"""

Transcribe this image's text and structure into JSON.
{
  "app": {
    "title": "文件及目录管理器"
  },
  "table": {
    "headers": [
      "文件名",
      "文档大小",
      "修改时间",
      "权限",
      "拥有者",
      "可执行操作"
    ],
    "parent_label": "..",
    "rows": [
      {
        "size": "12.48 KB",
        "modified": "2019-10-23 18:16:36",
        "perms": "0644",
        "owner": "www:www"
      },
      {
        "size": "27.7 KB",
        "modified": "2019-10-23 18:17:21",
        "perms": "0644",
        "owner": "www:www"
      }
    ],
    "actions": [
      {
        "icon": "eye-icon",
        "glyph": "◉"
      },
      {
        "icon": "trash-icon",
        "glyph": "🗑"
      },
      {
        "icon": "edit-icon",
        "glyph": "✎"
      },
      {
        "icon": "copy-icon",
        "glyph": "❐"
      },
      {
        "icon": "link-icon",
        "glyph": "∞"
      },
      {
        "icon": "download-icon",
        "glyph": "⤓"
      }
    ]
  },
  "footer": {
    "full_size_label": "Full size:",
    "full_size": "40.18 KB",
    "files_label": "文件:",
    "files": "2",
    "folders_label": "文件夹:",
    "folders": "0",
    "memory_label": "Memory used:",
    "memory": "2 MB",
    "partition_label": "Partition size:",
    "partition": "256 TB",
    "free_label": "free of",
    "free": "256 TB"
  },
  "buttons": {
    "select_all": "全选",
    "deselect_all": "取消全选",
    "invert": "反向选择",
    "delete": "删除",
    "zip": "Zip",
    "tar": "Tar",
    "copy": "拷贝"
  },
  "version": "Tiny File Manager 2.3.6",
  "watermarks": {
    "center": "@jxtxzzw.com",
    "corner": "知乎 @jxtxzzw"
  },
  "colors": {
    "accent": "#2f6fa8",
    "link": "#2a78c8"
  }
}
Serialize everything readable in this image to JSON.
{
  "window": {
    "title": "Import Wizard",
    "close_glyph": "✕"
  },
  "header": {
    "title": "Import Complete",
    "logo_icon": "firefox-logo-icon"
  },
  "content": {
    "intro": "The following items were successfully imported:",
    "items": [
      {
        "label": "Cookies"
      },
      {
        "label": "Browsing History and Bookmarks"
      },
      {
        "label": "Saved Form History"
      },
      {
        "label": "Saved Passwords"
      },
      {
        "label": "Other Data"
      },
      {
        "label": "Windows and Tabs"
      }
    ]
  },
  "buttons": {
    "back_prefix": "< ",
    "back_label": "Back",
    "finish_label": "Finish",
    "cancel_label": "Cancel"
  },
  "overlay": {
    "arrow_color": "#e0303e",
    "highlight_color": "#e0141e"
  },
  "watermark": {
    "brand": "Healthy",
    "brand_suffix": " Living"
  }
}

"""

→ **Exercise directions**
Output the records verbatim, from the first line to the last.

→ **Full output**
Transcribe this image's text and structure into JSON.
{
  "app": {
    "title": "文件及目录管理器"
  },
  "table": {
    "headers": [
      "文件名",
      "文档大小",
      "修改时间",
      "权限",
      "拥有者",
      "可执行操作"
    ],
    "parent_label": "..",
    "rows": [
      {
        "size": "12.48 KB",
        "modified": "2019-10-23 18:16:36",
        "perms": "0644",
        "owner": "www:www"
      },
      {
        "size": "27.7 KB",
        "modified": "2019-10-23 18:17:21",
        "perms": "0644",
        "owner": "www:www"
      }
    ],
    "actions": [
      {
        "icon": "eye-icon",
        "glyph": "◉"
      },
      {
        "icon": "trash-icon",
        "glyph": "🗑"
      },
      {
        "icon": "edit-icon",
        "glyph": "✎"
      },
      {
        "icon": "copy-icon",
        "glyph": "❐"
      },
      {
        "icon": "link-icon",
        "glyph": "∞"
      },
      {
        "icon": "download-icon",
        "glyph": "⤓"
      }
    ]
  },
  "footer": {
    "full_size_label": "Full size:",
    "full_size": "40.18 KB",
    "files_label": "文件:",
    "files": "2",
    "folders_label": "文件夹:",
    "folders": "0",
    "memory_label": "Memory used:",
    "memory": "2 MB",
    "partition_label": "Partition size:",
    "partition": "256 TB",
    "free_label": "free of",
    "free": "256 TB"
  },
  "buttons": {
    "select_all": "全选",
    "deselect_all": "取消全选",
    "invert": "反向选择",
    "delete": "删除",
    "zip": "Zip",
    "tar": "Tar",
    "copy": "拷贝"
  },
  "version": "Tiny File Manager 2.3.6",
  "watermarks": {
    "center": "@jxtxzzw.com",
    "corner": "知乎 @jxtxzzw"
  },
  "colors": {
    "accent": "#2f6fa8",
    "link": "#2a78c8"
  }
}
Serialize everything readable in this image to JSON.
{
  "window": {
    "title": "Import Wizard",
    "close_glyph": "✕"
  },
  "header": {
    "title": "Import Complete",
    "logo_icon": "firefox-logo-icon"
  },
  "content": {
    "intro": "The following items were successfully imported:",
    "items": [
      {
        "label": "Cookies"
      },
      {
        "label": "Browsing History and Bookmarks"
      },
      {
        "label": "Saved Form History"
      },
      {
        "label": "Saved Passwords"
      },
      {
        "label": "Other Data"
      },
      {
        "label": "Windows and Tabs"
      }
    ]
  },
  "buttons": {
    "back_prefix": "< ",
    "back_label": "Back",
    "finish_label": "Finish",
    "cancel_label": "Cancel"
  },
  "overlay": {
    "arrow_color": "#e0303e",
    "highlight_color": "#e0141e"
  },
  "watermark": {
    "brand": "Healthy",
    "brand_suffix": " Living"
  }
}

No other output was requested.